> _Direction_
The listing below should be printed exactly, every line of it. Skip the pictures.

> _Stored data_
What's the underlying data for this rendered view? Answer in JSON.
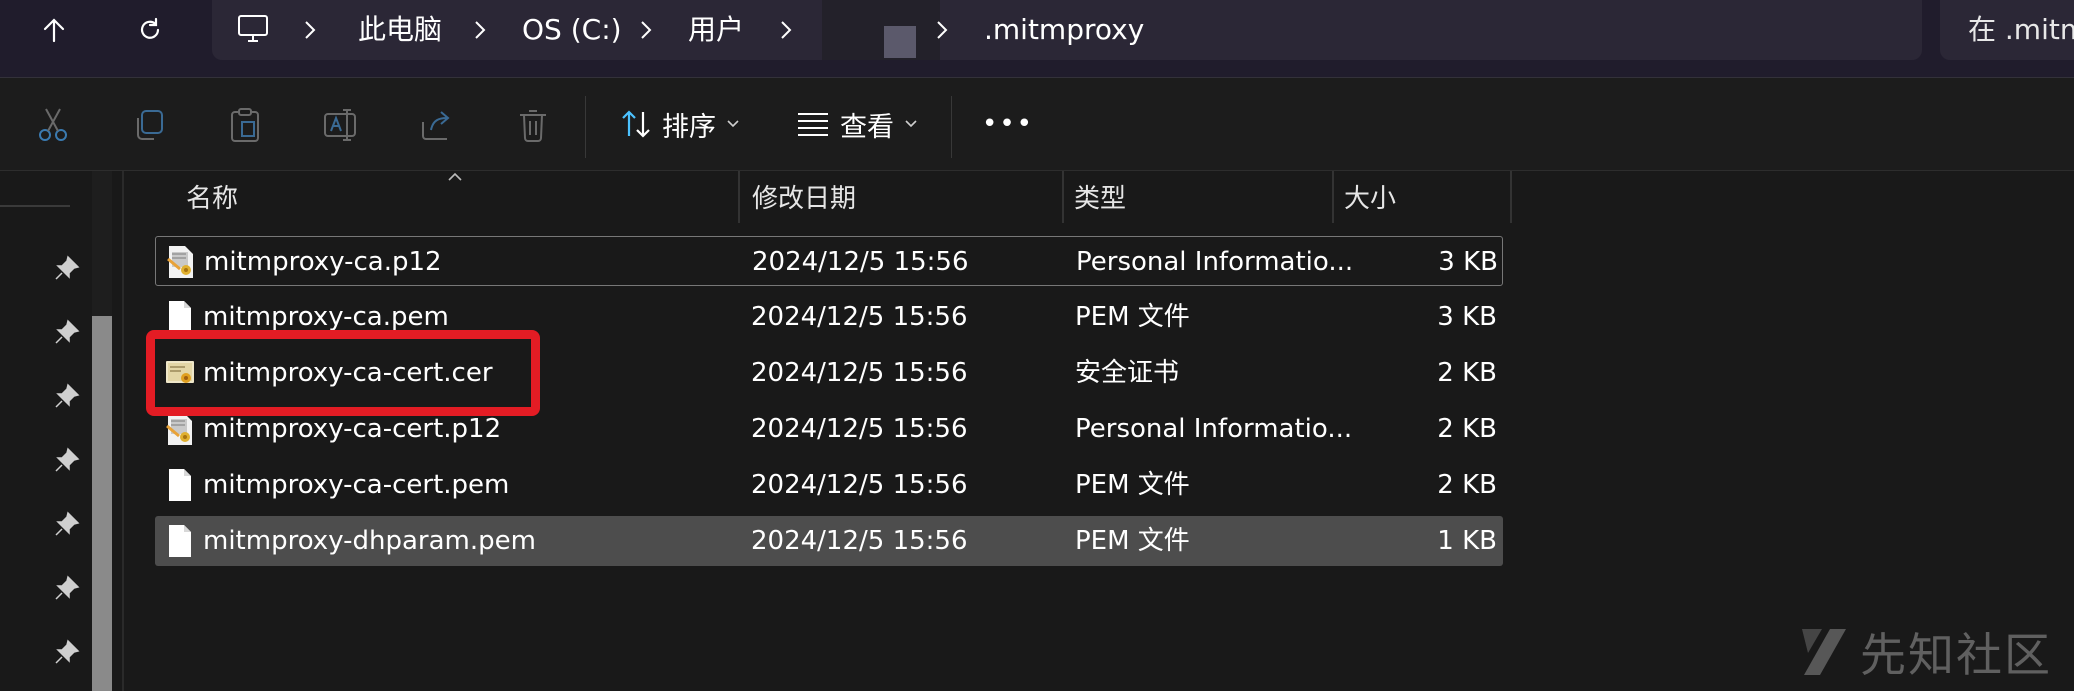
{
  "address_bar": {
    "crumbs": [
      "此电脑",
      "OS (C:)",
      "用户",
      ".mitmproxy"
    ],
    "search_placeholder": "在 .mitm"
  },
  "toolbar": {
    "sort_label": "排序",
    "view_label": "查看",
    "more_label": "•••"
  },
  "columns": {
    "name": "名称",
    "modified": "修改日期",
    "type": "类型",
    "size": "大小"
  },
  "files": [
    {
      "name": "mitmproxy-ca.p12",
      "modified": "2024/12/5 15:56",
      "type": "Personal Informatio...",
      "size": "3 KB",
      "icon": "pfx-certificate-icon"
    },
    {
      "name": "mitmproxy-ca.pem",
      "modified": "2024/12/5 15:56",
      "type": "PEM 文件",
      "size": "3 KB",
      "icon": "blank-file-icon"
    },
    {
      "name": "mitmproxy-ca-cert.cer",
      "modified": "2024/12/5 15:56",
      "type": "安全证书",
      "size": "2 KB",
      "icon": "security-certificate-icon"
    },
    {
      "name": "mitmproxy-ca-cert.p12",
      "modified": "2024/12/5 15:56",
      "type": "Personal Informatio...",
      "size": "2 KB",
      "icon": "pfx-certificate-icon"
    },
    {
      "name": "mitmproxy-ca-cert.pem",
      "modified": "2024/12/5 15:56",
      "type": "PEM 文件",
      "size": "2 KB",
      "icon": "blank-file-icon"
    },
    {
      "name": "mitmproxy-dhparam.pem",
      "modified": "2024/12/5 15:56",
      "type": "PEM 文件",
      "size": "1 KB",
      "icon": "blank-file-icon"
    }
  ],
  "watermark": "先知社区",
  "colors": {
    "annotation_red": "#e31c24",
    "selection_fill": "#4d4d4d",
    "accent_blue": "#4cc2ff"
  }
}
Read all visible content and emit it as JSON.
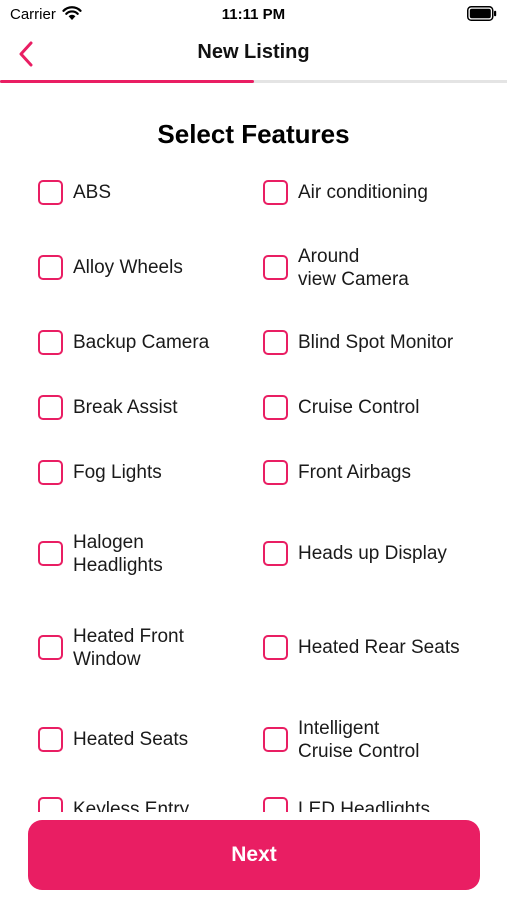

> _The result_
What's the underlying data for this rendered view? Answer in JSON.
{
  "address_bar": {
    "crumbs": [
      "此电脑",
      "OS (C:)",
      "用户",
      ".mitmproxy"
    ],
    "search_placeholder": "在 .mitm"
  },
  "toolbar": {
    "sort_label": "排序",
    "view_label": "查看",
    "more_label": "•••"
  },
  "columns": {
    "name": "名称",
    "modified": "修改日期",
    "type": "类型",
    "size": "大小"
  },
  "files": [
    {
      "name": "mitmproxy-ca.p12",
      "modified": "2024/12/5 15:56",
      "type": "Personal Informatio...",
      "size": "3 KB",
      "icon": "pfx-certificate-icon"
    },
    {
      "name": "mitmproxy-ca.pem",
      "modified": "2024/12/5 15:56",
      "type": "PEM 文件",
      "size": "3 KB",
      "icon": "blank-file-icon"
    },
    {
      "name": "mitmproxy-ca-cert.cer",
      "modified": "2024/12/5 15:56",
      "type": "安全证书",
      "size": "2 KB",
      "icon": "security-certificate-icon"
    },
    {
      "name": "mitmproxy-ca-cert.p12",
      "modified": "2024/12/5 15:56",
      "type": "Personal Informatio...",
      "size": "2 KB",
      "icon": "pfx-certificate-icon"
    },
    {
      "name": "mitmproxy-ca-cert.pem",
      "modified": "2024/12/5 15:56",
      "type": "PEM 文件",
      "size": "2 KB",
      "icon": "blank-file-icon"
    },
    {
      "name": "mitmproxy-dhparam.pem",
      "modified": "2024/12/5 15:56",
      "type": "PEM 文件",
      "size": "1 KB",
      "icon": "blank-file-icon"
    }
  ],
  "watermark": "先知社区",
  "colors": {
    "annotation_red": "#e31c24",
    "selection_fill": "#4d4d4d",
    "accent_blue": "#4cc2ff"
  }
}
Read all visible content and emit it as JSON.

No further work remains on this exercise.